begin
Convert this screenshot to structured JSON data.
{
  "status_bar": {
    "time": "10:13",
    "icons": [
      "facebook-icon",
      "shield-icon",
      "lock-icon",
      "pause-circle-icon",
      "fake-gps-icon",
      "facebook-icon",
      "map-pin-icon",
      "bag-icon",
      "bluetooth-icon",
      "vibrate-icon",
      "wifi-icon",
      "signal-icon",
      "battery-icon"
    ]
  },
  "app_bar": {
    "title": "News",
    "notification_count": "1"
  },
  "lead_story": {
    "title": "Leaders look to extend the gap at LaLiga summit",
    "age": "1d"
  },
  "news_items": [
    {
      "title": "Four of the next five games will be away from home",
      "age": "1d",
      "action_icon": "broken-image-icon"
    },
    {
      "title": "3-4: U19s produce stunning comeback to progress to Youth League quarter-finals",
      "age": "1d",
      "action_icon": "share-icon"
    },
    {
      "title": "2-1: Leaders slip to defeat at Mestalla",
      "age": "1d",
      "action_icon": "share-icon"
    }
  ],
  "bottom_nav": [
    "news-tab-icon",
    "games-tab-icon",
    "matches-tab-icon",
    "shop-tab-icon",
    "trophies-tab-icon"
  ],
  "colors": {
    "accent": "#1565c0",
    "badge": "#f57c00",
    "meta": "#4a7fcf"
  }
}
end
#### Exercise goal
Quote all of the entries exactly as they appear.

#### Solution
Convert this screenshot to structured JSON data.
{
  "status_bar": {
    "time": "10:13",
    "icons": [
      "facebook-icon",
      "shield-icon",
      "lock-icon",
      "pause-circle-icon",
      "fake-gps-icon",
      "facebook-icon",
      "map-pin-icon",
      "bag-icon",
      "bluetooth-icon",
      "vibrate-icon",
      "wifi-icon",
      "signal-icon",
      "battery-icon"
    ]
  },
  "app_bar": {
    "title": "News",
    "notification_count": "1"
  },
  "lead_story": {
    "title": "Leaders look to extend the gap at LaLiga summit",
    "age": "1d"
  },
  "news_items": [
    {
      "title": "Four of the next five games will be away from home",
      "age": "1d",
      "action_icon": "broken-image-icon"
    },
    {
      "title": "3-4: U19s produce stunning comeback to progress to Youth League quarter-finals",
      "age": "1d",
      "action_icon": "share-icon"
    },
    {
      "title": "2-1: Leaders slip to defeat at Mestalla",
      "age": "1d",
      "action_icon": "share-icon"
    }
  ],
  "bottom_nav": [
    "news-tab-icon",
    "games-tab-icon",
    "matches-tab-icon",
    "shop-tab-icon",
    "trophies-tab-icon"
  ],
  "colors": {
    "accent": "#1565c0",
    "badge": "#f57c00",
    "meta": "#4a7fcf"
  }
}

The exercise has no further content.